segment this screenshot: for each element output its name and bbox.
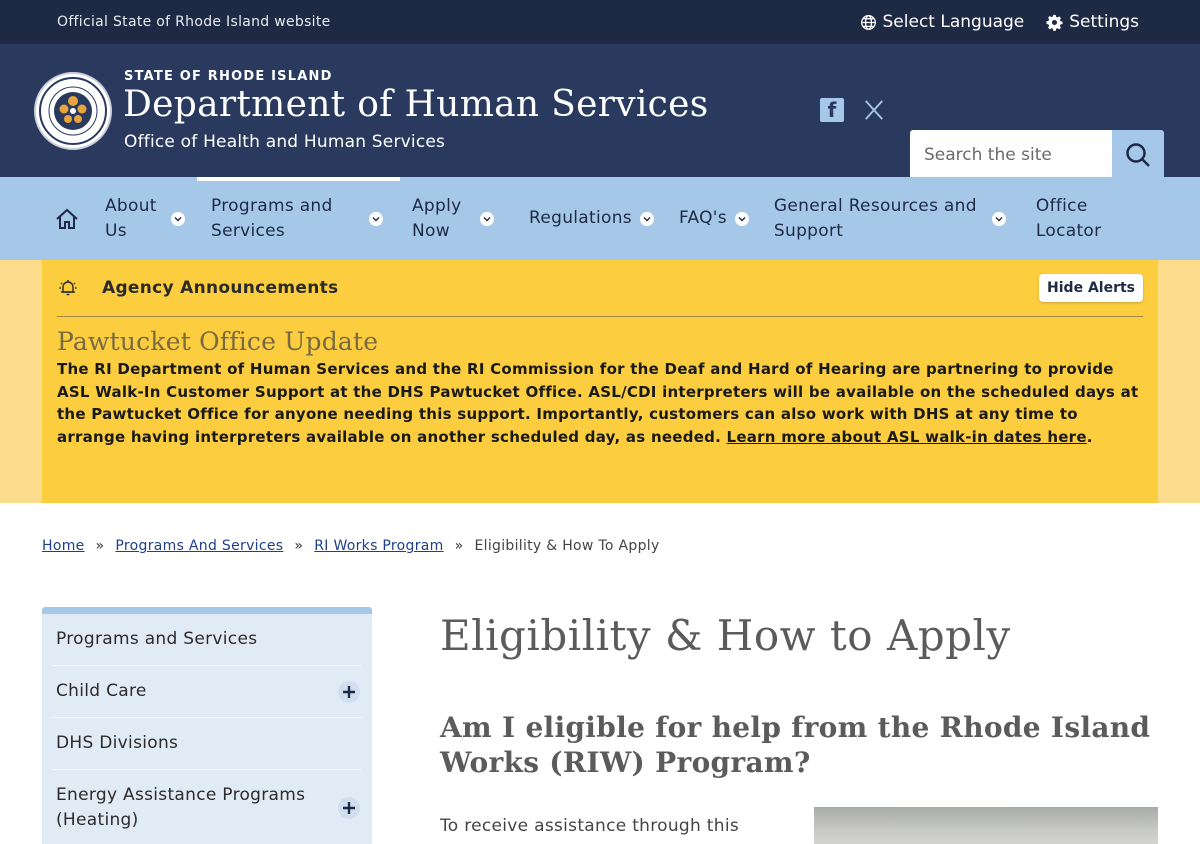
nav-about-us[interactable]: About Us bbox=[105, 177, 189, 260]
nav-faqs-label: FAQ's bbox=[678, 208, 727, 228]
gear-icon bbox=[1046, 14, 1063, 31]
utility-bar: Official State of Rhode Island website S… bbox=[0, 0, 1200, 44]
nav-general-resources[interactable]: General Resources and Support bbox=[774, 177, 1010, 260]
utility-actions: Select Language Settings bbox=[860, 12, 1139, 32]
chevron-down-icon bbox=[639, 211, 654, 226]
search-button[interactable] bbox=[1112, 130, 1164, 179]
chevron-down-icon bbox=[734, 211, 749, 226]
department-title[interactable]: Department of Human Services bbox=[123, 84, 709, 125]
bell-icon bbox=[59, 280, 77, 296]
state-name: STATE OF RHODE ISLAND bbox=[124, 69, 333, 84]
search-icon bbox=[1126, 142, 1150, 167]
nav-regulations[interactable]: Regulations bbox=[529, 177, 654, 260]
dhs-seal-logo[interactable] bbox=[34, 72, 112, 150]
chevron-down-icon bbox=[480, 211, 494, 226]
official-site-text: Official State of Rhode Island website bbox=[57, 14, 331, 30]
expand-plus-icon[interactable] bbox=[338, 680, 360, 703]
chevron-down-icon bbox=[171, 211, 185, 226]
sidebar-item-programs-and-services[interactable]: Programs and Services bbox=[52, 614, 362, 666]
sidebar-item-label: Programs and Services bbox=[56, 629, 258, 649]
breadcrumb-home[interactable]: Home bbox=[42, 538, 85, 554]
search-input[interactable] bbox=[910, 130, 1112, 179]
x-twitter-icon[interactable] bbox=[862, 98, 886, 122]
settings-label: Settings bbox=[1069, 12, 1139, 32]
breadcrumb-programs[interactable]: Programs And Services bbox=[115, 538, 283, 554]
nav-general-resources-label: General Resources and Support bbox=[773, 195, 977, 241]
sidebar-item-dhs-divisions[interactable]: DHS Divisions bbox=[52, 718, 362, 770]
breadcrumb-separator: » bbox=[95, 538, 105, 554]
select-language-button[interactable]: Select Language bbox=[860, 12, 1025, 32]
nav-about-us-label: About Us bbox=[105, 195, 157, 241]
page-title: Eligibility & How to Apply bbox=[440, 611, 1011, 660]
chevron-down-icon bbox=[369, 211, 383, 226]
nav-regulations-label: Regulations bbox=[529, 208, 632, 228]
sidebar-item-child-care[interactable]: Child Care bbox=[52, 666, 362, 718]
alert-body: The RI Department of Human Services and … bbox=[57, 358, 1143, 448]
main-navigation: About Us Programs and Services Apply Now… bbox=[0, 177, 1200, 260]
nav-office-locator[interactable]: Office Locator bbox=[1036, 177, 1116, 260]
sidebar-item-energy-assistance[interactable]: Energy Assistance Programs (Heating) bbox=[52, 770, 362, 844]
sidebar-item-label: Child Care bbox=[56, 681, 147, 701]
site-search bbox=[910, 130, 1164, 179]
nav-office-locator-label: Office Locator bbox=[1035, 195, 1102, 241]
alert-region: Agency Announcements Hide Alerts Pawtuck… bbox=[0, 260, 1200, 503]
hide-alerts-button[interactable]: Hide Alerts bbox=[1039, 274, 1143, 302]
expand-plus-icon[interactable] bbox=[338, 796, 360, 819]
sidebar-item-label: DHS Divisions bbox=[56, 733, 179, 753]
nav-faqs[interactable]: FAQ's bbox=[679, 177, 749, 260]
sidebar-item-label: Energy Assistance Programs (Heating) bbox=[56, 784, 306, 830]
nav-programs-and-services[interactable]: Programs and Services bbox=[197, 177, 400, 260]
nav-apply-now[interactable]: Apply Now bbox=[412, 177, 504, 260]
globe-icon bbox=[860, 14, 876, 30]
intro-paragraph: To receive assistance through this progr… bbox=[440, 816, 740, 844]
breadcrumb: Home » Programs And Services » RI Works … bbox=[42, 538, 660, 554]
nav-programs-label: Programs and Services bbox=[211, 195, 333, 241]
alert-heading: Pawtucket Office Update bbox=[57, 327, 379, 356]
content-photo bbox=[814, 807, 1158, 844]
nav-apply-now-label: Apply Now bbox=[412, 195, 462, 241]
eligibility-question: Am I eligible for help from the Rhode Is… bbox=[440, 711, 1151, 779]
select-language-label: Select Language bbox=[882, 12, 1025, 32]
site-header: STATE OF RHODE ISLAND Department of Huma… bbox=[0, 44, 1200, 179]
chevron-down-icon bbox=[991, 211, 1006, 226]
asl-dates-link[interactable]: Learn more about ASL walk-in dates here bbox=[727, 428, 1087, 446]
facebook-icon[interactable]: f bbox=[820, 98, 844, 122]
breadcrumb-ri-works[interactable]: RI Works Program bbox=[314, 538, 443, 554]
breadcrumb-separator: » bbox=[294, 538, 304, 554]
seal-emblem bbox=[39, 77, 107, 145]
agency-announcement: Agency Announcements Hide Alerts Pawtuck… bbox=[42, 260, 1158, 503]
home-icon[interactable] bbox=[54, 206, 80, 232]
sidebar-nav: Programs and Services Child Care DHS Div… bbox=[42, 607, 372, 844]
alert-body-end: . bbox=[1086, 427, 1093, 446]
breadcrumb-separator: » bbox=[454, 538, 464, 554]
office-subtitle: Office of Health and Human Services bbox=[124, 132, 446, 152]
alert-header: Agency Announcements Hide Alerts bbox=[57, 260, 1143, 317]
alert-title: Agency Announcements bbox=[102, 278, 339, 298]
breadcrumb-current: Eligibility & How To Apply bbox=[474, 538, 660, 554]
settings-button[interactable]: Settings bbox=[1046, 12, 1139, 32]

•••

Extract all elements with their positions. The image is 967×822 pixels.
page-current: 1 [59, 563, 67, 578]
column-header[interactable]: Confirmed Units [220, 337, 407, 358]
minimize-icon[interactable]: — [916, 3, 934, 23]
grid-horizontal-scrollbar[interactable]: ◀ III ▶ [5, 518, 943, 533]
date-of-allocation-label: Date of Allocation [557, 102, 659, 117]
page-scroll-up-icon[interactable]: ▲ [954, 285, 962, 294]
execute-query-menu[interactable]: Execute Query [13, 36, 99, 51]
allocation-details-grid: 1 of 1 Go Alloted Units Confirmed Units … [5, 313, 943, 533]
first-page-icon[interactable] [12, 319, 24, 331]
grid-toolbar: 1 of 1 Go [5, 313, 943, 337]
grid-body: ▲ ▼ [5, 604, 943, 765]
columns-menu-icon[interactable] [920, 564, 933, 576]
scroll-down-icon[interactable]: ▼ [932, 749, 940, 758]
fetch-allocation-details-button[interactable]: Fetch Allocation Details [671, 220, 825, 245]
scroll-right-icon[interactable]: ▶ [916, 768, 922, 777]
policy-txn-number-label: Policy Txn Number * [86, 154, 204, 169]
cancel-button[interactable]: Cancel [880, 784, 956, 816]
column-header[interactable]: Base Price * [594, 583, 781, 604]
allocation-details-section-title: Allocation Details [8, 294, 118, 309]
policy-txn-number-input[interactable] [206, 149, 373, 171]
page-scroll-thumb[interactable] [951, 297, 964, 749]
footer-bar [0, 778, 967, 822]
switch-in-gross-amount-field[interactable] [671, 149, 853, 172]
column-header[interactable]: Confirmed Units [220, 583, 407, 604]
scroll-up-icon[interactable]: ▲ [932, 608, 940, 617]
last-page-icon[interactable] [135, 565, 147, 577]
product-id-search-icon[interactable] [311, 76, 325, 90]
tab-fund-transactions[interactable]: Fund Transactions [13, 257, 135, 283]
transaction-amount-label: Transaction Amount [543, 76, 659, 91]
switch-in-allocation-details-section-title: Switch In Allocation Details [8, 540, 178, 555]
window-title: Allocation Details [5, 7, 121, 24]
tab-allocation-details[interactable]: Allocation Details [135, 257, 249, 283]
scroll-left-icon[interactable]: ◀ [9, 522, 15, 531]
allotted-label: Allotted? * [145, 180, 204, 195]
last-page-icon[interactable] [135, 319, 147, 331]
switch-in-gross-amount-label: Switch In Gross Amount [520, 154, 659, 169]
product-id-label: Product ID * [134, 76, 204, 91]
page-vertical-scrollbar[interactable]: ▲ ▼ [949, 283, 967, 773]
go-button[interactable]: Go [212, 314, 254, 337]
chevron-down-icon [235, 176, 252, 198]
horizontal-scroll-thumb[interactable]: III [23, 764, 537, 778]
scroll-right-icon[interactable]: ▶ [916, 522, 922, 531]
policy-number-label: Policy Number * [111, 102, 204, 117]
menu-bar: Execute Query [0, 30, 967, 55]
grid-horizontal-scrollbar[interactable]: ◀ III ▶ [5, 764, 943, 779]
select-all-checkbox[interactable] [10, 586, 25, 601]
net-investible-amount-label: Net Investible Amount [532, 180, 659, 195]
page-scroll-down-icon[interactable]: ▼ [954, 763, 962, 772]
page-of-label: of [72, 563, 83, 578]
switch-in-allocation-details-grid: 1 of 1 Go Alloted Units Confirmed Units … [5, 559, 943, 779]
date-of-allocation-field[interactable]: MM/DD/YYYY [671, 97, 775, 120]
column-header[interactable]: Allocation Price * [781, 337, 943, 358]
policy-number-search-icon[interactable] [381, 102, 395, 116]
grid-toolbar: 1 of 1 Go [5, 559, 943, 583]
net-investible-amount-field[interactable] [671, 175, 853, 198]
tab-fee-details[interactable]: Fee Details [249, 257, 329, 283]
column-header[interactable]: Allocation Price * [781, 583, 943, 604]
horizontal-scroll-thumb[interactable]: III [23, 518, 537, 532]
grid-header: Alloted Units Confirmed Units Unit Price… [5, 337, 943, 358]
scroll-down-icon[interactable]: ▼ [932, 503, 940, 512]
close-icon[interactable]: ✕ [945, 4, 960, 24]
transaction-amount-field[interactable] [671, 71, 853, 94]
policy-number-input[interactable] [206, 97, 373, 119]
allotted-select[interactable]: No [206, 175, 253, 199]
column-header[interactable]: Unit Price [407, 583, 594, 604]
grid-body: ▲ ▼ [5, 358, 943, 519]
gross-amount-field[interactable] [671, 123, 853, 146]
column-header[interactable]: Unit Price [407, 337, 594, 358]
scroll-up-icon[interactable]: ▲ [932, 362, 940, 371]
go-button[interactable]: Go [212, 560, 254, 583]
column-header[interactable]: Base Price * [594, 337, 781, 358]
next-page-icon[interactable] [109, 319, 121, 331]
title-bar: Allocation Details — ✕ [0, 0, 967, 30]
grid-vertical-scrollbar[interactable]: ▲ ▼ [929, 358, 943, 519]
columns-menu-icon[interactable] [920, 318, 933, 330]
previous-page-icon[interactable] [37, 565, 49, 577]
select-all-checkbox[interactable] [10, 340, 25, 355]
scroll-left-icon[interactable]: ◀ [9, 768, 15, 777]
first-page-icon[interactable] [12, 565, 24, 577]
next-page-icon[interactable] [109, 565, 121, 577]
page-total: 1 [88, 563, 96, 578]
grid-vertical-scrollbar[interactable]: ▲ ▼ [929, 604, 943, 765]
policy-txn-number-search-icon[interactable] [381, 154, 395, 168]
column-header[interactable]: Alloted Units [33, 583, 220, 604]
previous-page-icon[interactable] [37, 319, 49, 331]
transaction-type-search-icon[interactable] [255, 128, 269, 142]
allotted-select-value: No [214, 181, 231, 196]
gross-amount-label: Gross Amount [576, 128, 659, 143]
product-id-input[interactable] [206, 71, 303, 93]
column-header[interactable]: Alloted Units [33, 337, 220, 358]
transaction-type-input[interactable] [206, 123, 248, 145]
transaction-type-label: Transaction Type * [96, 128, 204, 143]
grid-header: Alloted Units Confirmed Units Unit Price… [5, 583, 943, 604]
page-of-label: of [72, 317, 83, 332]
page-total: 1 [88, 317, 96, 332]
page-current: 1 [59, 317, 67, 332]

•••

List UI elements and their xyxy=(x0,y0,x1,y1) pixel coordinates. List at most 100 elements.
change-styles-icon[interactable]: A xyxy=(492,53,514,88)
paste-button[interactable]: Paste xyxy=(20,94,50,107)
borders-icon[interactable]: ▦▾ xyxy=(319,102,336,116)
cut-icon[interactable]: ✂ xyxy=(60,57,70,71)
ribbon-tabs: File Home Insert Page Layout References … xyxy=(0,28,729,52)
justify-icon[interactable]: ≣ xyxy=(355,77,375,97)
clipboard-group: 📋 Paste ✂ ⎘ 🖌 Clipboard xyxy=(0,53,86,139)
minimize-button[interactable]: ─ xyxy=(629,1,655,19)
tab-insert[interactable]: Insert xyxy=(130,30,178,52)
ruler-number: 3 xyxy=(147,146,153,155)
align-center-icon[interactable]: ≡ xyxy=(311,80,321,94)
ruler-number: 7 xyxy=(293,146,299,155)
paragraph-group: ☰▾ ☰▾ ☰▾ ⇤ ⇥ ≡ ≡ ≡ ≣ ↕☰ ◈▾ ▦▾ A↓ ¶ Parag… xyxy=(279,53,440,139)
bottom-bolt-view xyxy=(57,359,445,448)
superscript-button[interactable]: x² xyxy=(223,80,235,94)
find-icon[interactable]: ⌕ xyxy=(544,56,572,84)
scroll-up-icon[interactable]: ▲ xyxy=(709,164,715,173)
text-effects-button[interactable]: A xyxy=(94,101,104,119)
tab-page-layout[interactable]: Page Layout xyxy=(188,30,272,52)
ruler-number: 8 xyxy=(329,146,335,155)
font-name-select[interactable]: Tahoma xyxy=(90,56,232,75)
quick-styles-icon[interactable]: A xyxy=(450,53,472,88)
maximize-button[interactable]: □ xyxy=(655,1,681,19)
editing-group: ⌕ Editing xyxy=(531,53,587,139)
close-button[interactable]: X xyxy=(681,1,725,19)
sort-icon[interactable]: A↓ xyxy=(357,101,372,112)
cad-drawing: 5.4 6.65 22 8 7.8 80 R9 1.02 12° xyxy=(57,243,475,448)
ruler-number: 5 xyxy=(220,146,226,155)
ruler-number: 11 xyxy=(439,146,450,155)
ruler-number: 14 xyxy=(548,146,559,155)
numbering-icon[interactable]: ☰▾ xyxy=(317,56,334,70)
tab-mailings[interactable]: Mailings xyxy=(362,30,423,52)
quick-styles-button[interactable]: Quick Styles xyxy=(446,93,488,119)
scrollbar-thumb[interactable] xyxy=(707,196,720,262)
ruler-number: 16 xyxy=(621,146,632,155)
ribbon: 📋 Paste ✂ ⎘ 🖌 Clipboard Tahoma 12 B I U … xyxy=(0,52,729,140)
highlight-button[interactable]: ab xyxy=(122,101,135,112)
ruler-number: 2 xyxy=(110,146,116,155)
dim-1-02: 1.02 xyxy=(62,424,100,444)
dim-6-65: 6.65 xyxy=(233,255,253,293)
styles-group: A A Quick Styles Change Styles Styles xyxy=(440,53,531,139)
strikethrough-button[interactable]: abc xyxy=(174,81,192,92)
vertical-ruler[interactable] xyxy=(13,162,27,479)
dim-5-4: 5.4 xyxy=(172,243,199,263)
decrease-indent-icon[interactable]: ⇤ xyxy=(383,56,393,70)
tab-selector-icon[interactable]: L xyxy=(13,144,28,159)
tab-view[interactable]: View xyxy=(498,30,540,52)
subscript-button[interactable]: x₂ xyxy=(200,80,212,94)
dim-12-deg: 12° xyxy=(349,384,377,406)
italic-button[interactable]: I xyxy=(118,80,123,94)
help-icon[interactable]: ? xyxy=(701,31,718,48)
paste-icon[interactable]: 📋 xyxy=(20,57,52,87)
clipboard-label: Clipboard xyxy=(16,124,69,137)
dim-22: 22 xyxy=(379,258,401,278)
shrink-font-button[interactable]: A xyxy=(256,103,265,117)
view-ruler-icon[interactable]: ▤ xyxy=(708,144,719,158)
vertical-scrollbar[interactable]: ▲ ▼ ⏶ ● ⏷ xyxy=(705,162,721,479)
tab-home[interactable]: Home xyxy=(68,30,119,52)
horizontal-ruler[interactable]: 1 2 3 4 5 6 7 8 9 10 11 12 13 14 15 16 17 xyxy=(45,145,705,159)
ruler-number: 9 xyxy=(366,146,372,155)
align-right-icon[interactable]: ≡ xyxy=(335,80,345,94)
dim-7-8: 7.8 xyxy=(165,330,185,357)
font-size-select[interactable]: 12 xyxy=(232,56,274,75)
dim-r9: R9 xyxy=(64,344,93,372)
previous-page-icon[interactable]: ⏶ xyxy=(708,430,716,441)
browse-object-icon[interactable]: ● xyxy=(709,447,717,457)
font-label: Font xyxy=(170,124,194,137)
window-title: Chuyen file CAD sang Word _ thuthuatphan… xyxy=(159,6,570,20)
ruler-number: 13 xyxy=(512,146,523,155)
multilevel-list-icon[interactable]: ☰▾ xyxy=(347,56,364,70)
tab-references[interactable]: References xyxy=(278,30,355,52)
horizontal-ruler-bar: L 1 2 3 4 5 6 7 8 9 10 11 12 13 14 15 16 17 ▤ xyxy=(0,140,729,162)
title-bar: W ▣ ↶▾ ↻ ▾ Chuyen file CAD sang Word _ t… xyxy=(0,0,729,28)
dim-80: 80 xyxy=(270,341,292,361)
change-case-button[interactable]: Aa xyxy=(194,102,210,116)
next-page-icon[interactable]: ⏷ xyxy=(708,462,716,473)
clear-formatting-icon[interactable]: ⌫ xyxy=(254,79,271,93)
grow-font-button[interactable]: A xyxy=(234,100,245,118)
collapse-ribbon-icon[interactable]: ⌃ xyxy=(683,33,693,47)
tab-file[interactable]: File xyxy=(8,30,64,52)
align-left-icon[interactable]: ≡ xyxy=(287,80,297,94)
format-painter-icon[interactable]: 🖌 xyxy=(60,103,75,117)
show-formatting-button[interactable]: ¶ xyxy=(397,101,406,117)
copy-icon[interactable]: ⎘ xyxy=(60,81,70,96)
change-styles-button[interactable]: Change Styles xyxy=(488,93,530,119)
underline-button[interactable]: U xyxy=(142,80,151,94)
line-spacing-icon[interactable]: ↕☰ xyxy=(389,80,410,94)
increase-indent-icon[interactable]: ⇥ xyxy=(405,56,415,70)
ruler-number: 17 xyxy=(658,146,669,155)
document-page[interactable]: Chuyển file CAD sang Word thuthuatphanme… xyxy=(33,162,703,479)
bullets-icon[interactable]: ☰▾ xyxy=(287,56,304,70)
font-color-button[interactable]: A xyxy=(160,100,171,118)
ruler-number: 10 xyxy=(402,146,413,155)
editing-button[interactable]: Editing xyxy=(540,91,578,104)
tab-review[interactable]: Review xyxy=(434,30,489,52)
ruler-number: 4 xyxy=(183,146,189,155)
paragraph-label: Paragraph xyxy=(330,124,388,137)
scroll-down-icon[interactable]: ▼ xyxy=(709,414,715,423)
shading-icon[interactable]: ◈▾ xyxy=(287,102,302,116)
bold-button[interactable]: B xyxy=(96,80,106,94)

•••

**Task instructions:**
Output the lines from the one containing "nav-about-us[interactable]: About Us" through the one containing "main-navigation: About Us", both included, as a JSON list of strings with one string per line and blank lines omitted.

**Final result:**
[
  "nav-about-us[interactable]: About Us bbox=[105, 177, 189, 260]",
  "nav-faqs-label: FAQ's bbox=[678, 208, 727, 228]",
  "gear-icon bbox=[1046, 14, 1063, 31]",
  "utility-bar: Official State of Rhode Island website S… bbox=[0, 0, 1200, 44]",
  "nav-general-resources[interactable]: General Resources and Support bbox=[774, 177, 1010, 260]",
  "utility-actions: Select Language Settings bbox=[860, 12, 1139, 32]",
  "chevron-down-icon bbox=[639, 211, 654, 226]",
  "search-button[interactable] bbox=[1112, 130, 1164, 179]",
  "chevron-down-icon bbox=[734, 211, 749, 226]",
  "department-title[interactable]: Department of Human Services bbox=[123, 84, 709, 125]",
  "bell-icon bbox=[59, 280, 77, 296]",
  "state-name: STATE OF RHODE ISLAND bbox=[124, 69, 333, 84]",
  "search-icon bbox=[1126, 142, 1150, 167]",
  "nav-regulations[interactable]: Regulations bbox=[529, 177, 654, 260]",
  "dhs-seal-logo[interactable] bbox=[34, 72, 112, 150]",
  "chevron-down-icon bbox=[480, 211, 494, 226]",
  "official-site-text: Official State of Rhode Island website bbox=[57, 14, 331, 30]",
  "expand-plus-icon[interactable] bbox=[338, 680, 360, 703]",
  "chevron-down-icon bbox=[171, 211, 185, 226]",
  "sidebar-item-programs-and-services[interactable]: Programs and Services bbox=[52, 614, 362, 666]",
  "sidebar-item-label: Programs and Services bbox=[56, 629, 258, 649]",
  "breadcrumb-home[interactable]: Home bbox=[42, 538, 85, 554]",
  "search-input[interactable] bbox=[910, 130, 1112, 179]",
  "x-twitter-icon[interactable] bbox=[862, 98, 886, 122]",
  "settings-label: Settings bbox=[1069, 12, 1139, 32]",
  "breadcrumb-programs[interactable]: Programs And Services bbox=[115, 538, 283, 554]",
  "nav-general-resources-label: General Resources and Support bbox=[773, 195, 977, 241]",
  "sidebar-item-dhs-divisions[interactable]: DHS Divisions bbox=[52, 718, 362, 770]",
  "breadcrumb-separator: » bbox=[95, 538, 105, 554]",
  "select-language-button[interactable]: Select Language bbox=[860, 12, 1025, 32]",
  "nav-about-us-label: About Us bbox=[105, 195, 157, 241]",
  "page-title: Eligibility & How to Apply bbox=[440, 611, 1011, 660]",
  "chevron-down-icon bbox=[369, 211, 383, 226]",
  "nav-regulations-label: Regulations bbox=[529, 208, 632, 228]",
  "sidebar-item-child-care[interactable]: Child Care bbox=[52, 666, 362, 718]",
  "alert-body: The RI Department of Human Services and … bbox=[57, 358, 1143, 448]",
  "main-navigation: About Us Programs and Services Apply Now… bbox=[0, 177, 1200, 260]"
]